-- Start of Material provided --

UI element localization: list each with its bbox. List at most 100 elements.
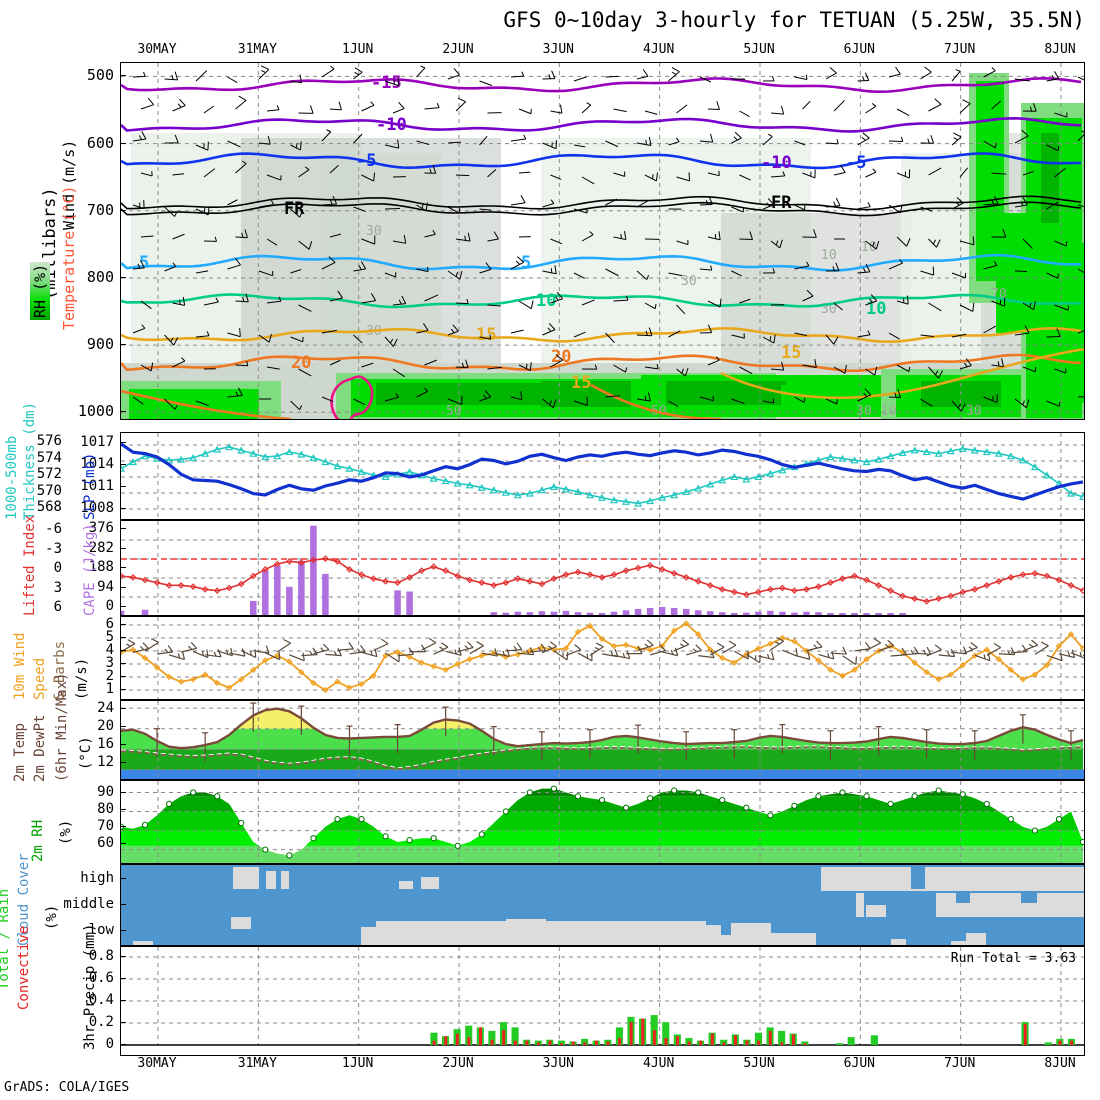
date-label: 1JUN: [342, 1056, 374, 1071]
precip-tick: 0.2: [88, 1014, 114, 1030]
lifted-index-marker: [418, 567, 426, 575]
wind-barb-10m: [156, 645, 174, 655]
cape-bar: [694, 610, 702, 615]
wind-barb: [203, 168, 216, 178]
wind-barb: [636, 392, 651, 402]
contour-label: FR: [771, 193, 792, 213]
wind-barb-10m: [168, 651, 186, 661]
wind-barb: [384, 139, 400, 149]
rh-contour-label: 10: [881, 404, 897, 419]
temp-dewpoint-panel[interactable]: [120, 700, 1085, 780]
wind-barb: [416, 266, 429, 273]
rh-tick: 70: [97, 818, 114, 834]
wind-speed-line: [121, 622, 1084, 692]
lifted-index-marker: [358, 571, 365, 579]
wind-barb: [290, 208, 304, 218]
rh-marker: [647, 795, 654, 802]
wind-barb: [636, 327, 653, 337]
wind-barb: [455, 359, 469, 369]
wind-barb: [172, 233, 185, 240]
slp-thickness-panel[interactable]: [120, 432, 1085, 520]
lifted-index-marker: [550, 575, 558, 583]
wind-barb: [707, 298, 722, 308]
wind-barb: [928, 238, 941, 248]
wind-barb: [298, 166, 310, 178]
rh-marker: [358, 816, 365, 823]
wind-speed-marker: [658, 642, 666, 650]
precip-panel[interactable]: Run Total = 3.63: [120, 946, 1085, 1056]
precip-convective-bar: [1023, 1023, 1027, 1045]
wind-barb-10m: [337, 641, 354, 651]
rh-marker: [815, 793, 822, 800]
wind-speed-marker: [226, 684, 233, 691]
wind-10m-panel[interactable]: [120, 616, 1085, 700]
contour-label: 15: [781, 343, 801, 363]
wind-barb: [416, 140, 430, 146]
lifted-index-marker: [863, 576, 870, 584]
wind-barb: [329, 101, 342, 111]
thickness-marker: [261, 453, 270, 461]
lifted-index-marker: [742, 591, 750, 599]
cloud-block: [231, 917, 251, 929]
wind-barb: [825, 262, 840, 272]
wind-barb: [794, 396, 806, 403]
wind-barb: [865, 168, 877, 178]
lifted-index-label: Lifted Index: [22, 514, 38, 616]
isotherm-20-low2: [590, 383, 722, 419]
isotherm-25: [330, 375, 374, 419]
upper-air-panel[interactable]: 30 30 30 30 50 50 30 70 10 10 30 10 -15 -10 -10 -5 -5 FR F…: [120, 62, 1085, 420]
wind-barb: [951, 69, 961, 82]
wind-barb: [353, 334, 363, 344]
cloud-cover-panel[interactable]: [120, 864, 1085, 946]
rh-2m-panel[interactable]: [120, 780, 1085, 864]
thickness-marker: [381, 473, 390, 481]
rh-label: 2m RH: [30, 819, 46, 862]
wind-barb: [172, 99, 186, 112]
wind-barb: [416, 387, 429, 398]
wind-barb: [920, 66, 932, 80]
wind-barb-10m: [661, 647, 679, 657]
precip-convective-bar: [629, 1022, 633, 1045]
cape-bar: [322, 573, 329, 615]
cape-tick: 188: [88, 559, 114, 575]
thickness-marker: [128, 458, 138, 466]
wind-barb: [140, 171, 153, 177]
cape-bar: [658, 607, 666, 615]
cape-bar: [851, 613, 858, 615]
rh-marker: [406, 837, 413, 844]
wind-speed-marker: [262, 657, 269, 664]
wind-barb: [172, 296, 186, 306]
lifted-index-marker: [622, 567, 630, 575]
lifted-index-marker: [406, 573, 413, 581]
precip-convective-bar: [444, 1036, 448, 1045]
temp-label-3: (6hr Min/Max): [54, 672, 70, 782]
rh-marker: [214, 793, 221, 800]
rh-marker: [695, 789, 702, 796]
pressure-tick: 600: [86, 133, 114, 152]
cape-bar: [803, 611, 810, 615]
lifted-index-marker: [334, 557, 341, 565]
wind-barb: [455, 97, 466, 112]
lifted-index-marker: [815, 583, 822, 591]
lifted-index-marker: [201, 585, 209, 593]
rh-marker: [743, 804, 750, 811]
temp-band: [121, 701, 1084, 708]
wind-barb: [447, 206, 461, 214]
thickness-marker: [970, 446, 979, 454]
cape-lifted-index-panel[interactable]: [120, 520, 1085, 616]
thickness-marker: [670, 491, 679, 499]
cape-bar: [574, 612, 582, 615]
wind-barb-10m: [962, 642, 978, 655]
wind-barb: [258, 65, 270, 80]
cloud-block: [133, 941, 153, 945]
temp-label-1: 2m Temp: [12, 722, 28, 782]
cape-bar: [815, 612, 822, 615]
li-tick: 6: [53, 599, 62, 615]
contour-label: 10: [536, 291, 556, 311]
wind-barb: [290, 74, 303, 84]
thickness-marker: [237, 446, 246, 454]
wind-tick: 5: [105, 629, 114, 645]
date-label: 6JUN: [843, 1056, 875, 1071]
li-tick: 3: [53, 579, 62, 596]
dewpoint-line: [121, 746, 1084, 771]
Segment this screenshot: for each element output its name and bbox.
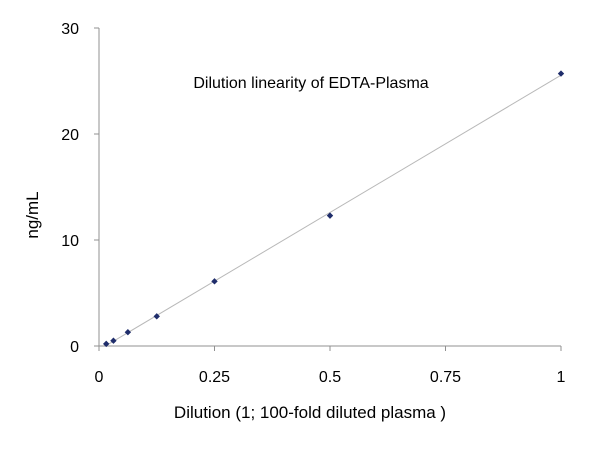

-- End of Material provided --

- **Exercise objective**
Please state how many lines of the listing contain the string "isotherm", treating uppercase and lowercase as different, and reply with the number alone.

- **Solution for this exercise**
2